**Written task:** In the material below, find all lines with the string "период" and copy them.

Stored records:
============

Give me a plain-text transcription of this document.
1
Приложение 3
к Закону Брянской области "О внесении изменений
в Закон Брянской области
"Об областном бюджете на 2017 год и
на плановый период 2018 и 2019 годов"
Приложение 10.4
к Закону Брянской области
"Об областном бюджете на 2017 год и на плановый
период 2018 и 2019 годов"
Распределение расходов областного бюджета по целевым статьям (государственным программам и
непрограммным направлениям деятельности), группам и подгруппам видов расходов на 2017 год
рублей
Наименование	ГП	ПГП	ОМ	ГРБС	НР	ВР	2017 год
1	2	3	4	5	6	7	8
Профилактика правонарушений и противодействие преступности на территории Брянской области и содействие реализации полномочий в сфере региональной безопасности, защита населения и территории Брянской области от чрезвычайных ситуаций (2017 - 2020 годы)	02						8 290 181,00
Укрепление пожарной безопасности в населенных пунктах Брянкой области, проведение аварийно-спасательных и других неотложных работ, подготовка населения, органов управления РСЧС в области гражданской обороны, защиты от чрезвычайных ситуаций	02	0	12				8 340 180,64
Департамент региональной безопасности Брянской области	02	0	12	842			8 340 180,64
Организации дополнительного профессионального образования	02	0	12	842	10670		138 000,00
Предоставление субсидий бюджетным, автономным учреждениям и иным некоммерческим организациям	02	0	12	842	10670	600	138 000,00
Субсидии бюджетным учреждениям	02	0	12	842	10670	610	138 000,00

============

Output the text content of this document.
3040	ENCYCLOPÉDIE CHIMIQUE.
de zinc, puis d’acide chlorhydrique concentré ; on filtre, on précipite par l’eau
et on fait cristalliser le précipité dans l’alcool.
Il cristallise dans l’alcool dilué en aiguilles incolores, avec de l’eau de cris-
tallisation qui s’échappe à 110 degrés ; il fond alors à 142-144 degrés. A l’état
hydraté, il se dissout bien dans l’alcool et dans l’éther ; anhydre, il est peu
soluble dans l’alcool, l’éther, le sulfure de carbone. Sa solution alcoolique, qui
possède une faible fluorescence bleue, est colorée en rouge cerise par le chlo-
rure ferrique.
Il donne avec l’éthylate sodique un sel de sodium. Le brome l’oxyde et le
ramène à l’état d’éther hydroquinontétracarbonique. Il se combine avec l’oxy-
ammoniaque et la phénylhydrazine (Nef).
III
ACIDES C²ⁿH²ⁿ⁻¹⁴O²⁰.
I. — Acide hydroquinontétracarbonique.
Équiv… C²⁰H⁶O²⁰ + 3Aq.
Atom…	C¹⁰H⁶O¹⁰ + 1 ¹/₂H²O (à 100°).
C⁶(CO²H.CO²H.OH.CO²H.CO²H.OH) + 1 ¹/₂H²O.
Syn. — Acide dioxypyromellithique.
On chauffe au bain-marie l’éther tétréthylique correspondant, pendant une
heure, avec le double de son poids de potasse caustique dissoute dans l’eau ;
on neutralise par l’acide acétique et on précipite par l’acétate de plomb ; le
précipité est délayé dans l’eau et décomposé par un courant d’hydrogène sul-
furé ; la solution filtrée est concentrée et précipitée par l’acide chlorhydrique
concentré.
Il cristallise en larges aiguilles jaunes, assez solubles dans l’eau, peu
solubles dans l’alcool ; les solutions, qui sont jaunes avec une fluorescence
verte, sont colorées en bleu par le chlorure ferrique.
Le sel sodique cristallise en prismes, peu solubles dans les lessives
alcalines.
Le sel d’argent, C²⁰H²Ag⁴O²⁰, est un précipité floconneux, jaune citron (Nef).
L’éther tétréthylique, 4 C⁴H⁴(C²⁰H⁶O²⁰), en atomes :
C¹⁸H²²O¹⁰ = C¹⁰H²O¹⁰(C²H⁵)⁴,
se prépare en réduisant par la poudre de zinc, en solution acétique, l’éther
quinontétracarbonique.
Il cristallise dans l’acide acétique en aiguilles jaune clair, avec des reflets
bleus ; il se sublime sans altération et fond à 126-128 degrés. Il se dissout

============

**Response:**
на плановый период 2018 и 2019 годов"
период 2018 и 2019 годов"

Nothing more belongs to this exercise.